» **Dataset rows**

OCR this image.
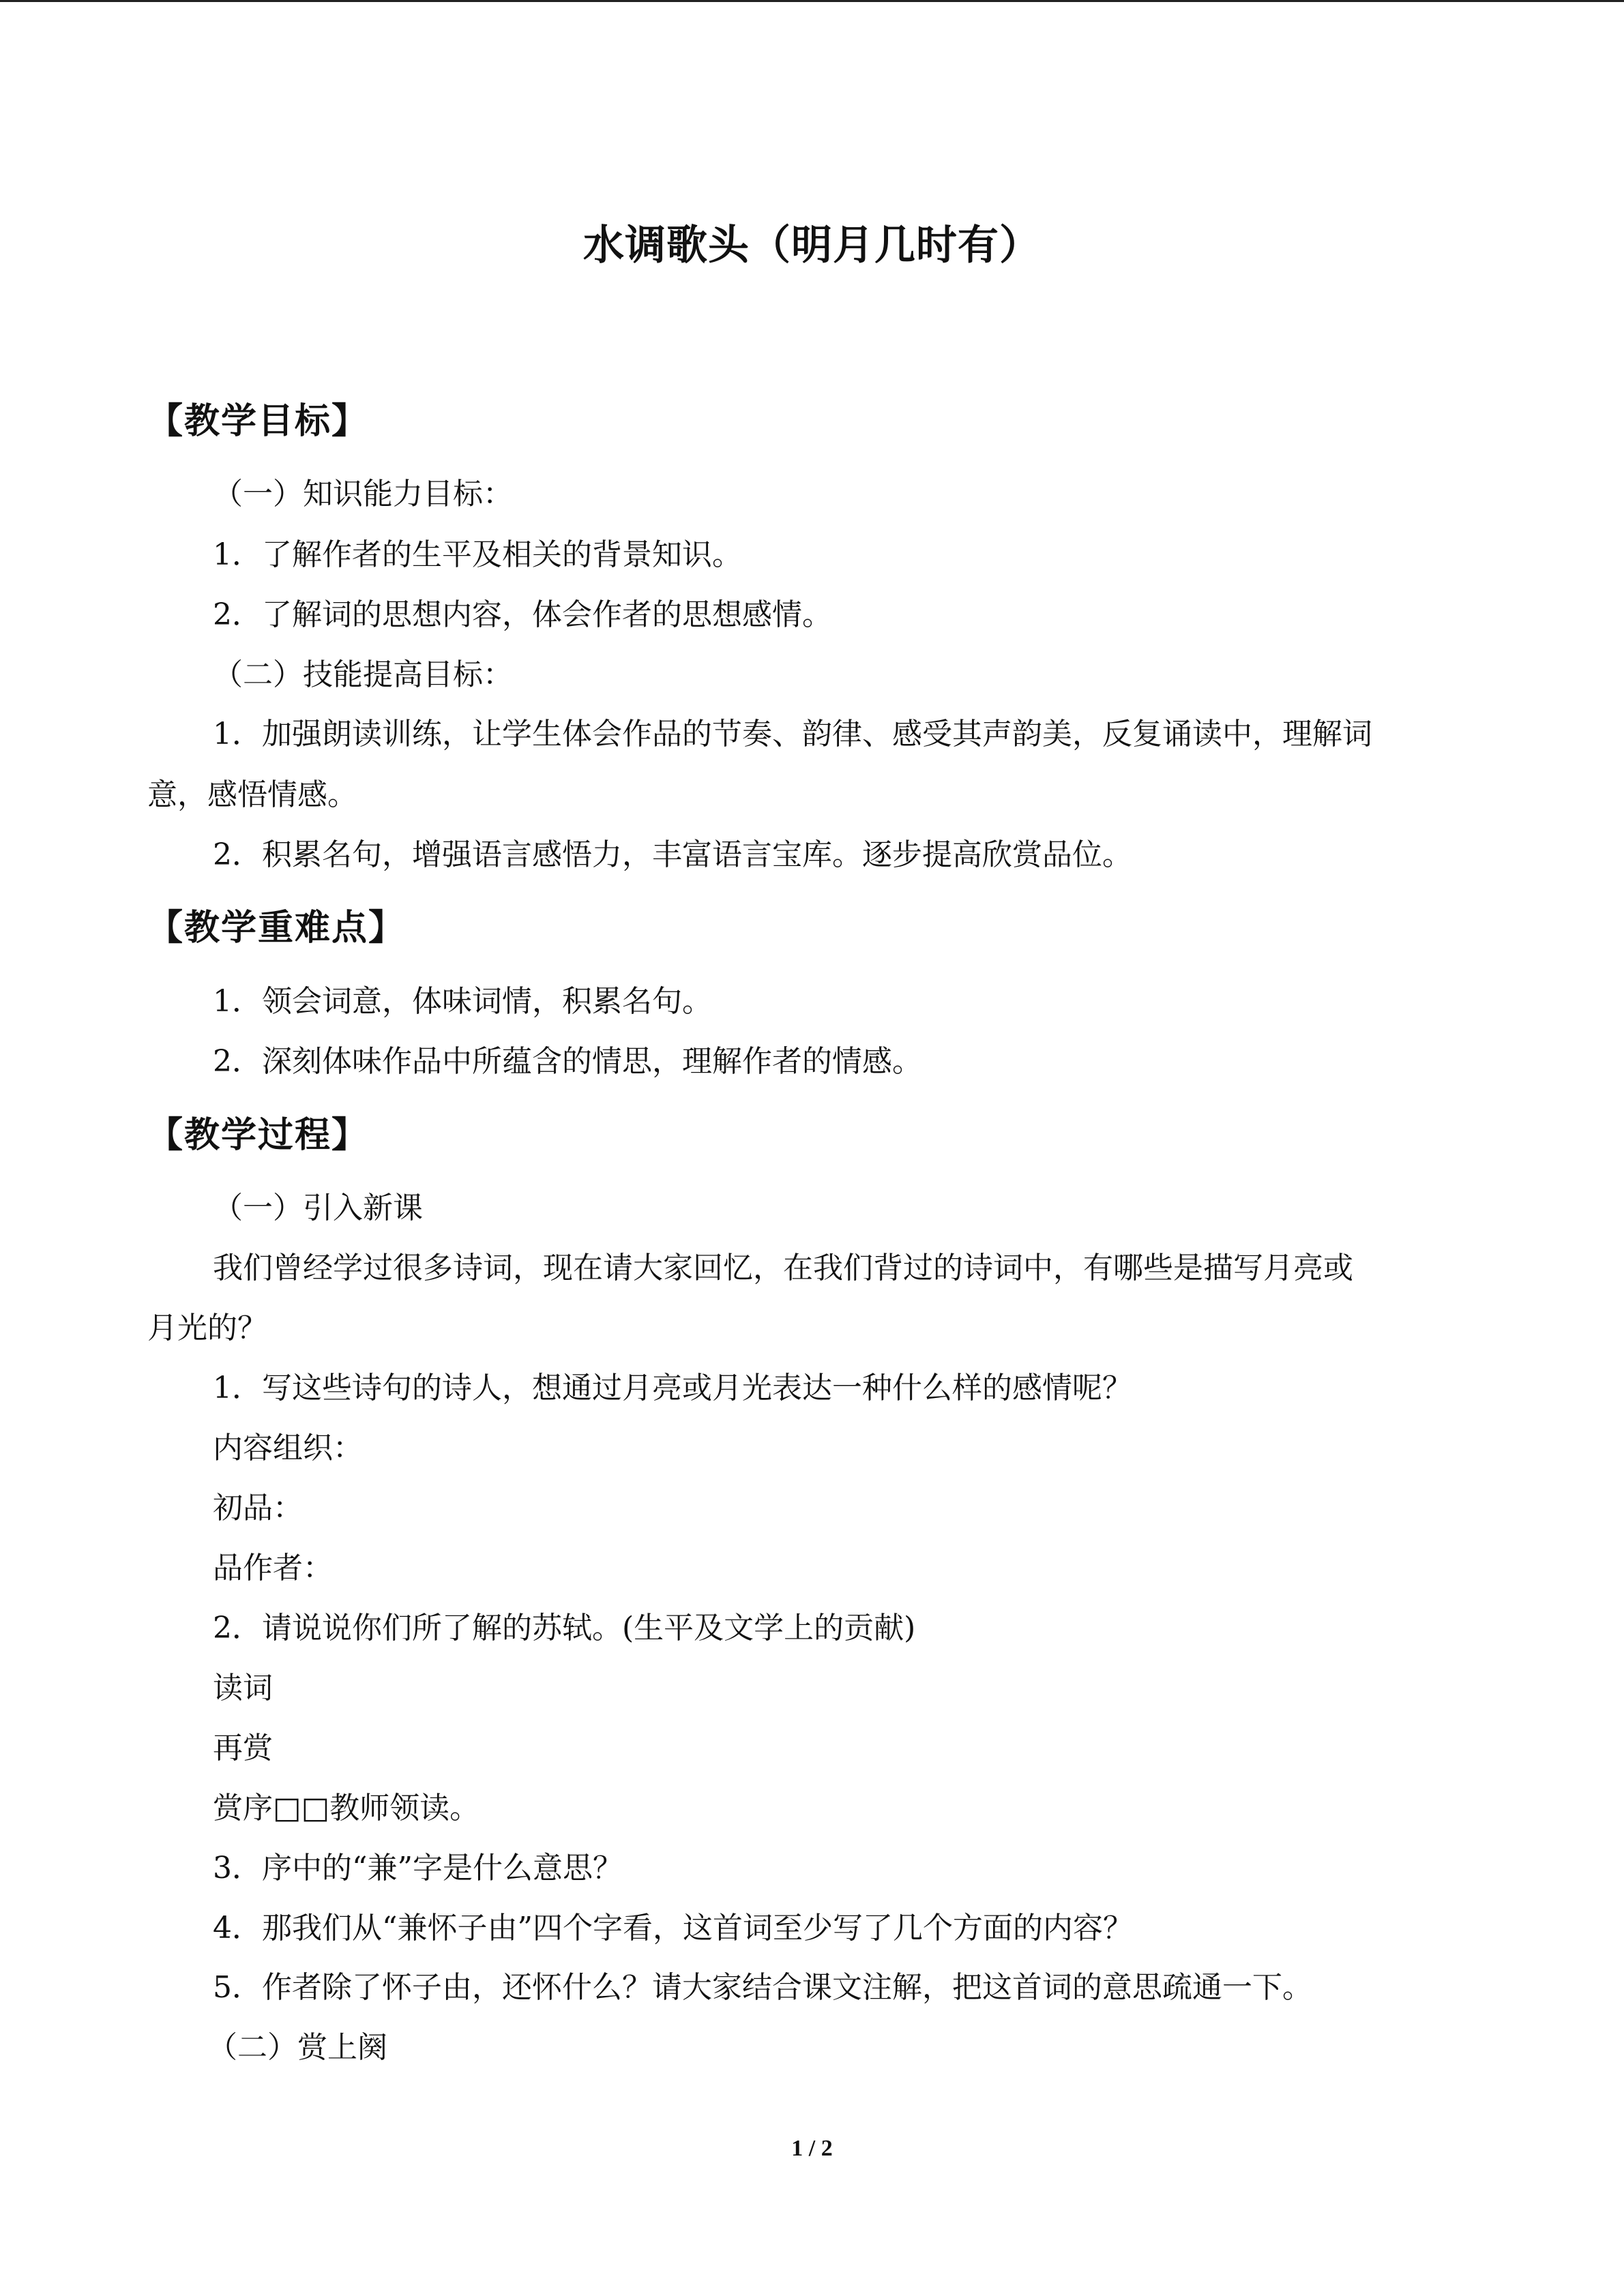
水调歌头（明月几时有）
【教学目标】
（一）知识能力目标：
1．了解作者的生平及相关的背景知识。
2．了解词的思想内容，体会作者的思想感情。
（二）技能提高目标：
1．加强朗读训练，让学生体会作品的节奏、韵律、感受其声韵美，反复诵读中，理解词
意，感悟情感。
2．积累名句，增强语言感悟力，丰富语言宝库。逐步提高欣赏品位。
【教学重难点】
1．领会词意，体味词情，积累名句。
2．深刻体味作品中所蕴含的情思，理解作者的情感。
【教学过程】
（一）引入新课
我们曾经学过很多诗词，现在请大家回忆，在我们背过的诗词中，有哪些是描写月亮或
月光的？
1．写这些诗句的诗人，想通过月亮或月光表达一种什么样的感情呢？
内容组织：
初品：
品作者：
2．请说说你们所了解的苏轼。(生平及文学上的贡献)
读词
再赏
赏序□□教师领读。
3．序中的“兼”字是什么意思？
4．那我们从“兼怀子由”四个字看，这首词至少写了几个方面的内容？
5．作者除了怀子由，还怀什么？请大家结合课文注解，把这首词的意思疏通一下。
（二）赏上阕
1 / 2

» **Task description**
Transcribe each entry above exactly, apart from the pictures.

» **Output**
OCR this image.
水调歌头（明月几时有）
【教学目标】
（一）知识能力目标：
1．了解作者的生平及相关的背景知识。
2．了解词的思想内容，体会作者的思想感情。
（二）技能提高目标：
1．加强朗读训练，让学生体会作品的节奏、韵律、感受其声韵美，反复诵读中，理解词
意，感悟情感。
2．积累名句，增强语言感悟力，丰富语言宝库。逐步提高欣赏品位。
【教学重难点】
1．领会词意，体味词情，积累名句。
2．深刻体味作品中所蕴含的情思，理解作者的情感。
【教学过程】
（一）引入新课
我们曾经学过很多诗词，现在请大家回忆，在我们背过的诗词中，有哪些是描写月亮或
月光的？
1．写这些诗句的诗人，想通过月亮或月光表达一种什么样的感情呢？
内容组织：
初品：
品作者：
2．请说说你们所了解的苏轼。(生平及文学上的贡献)
读词
再赏
赏序□□教师领读。
3．序中的“兼”字是什么意思？
4．那我们从“兼怀子由”四个字看，这首词至少写了几个方面的内容？
5．作者除了怀子由，还怀什么？请大家结合课文注解，把这首词的意思疏通一下。
（二）赏上阕
1 / 2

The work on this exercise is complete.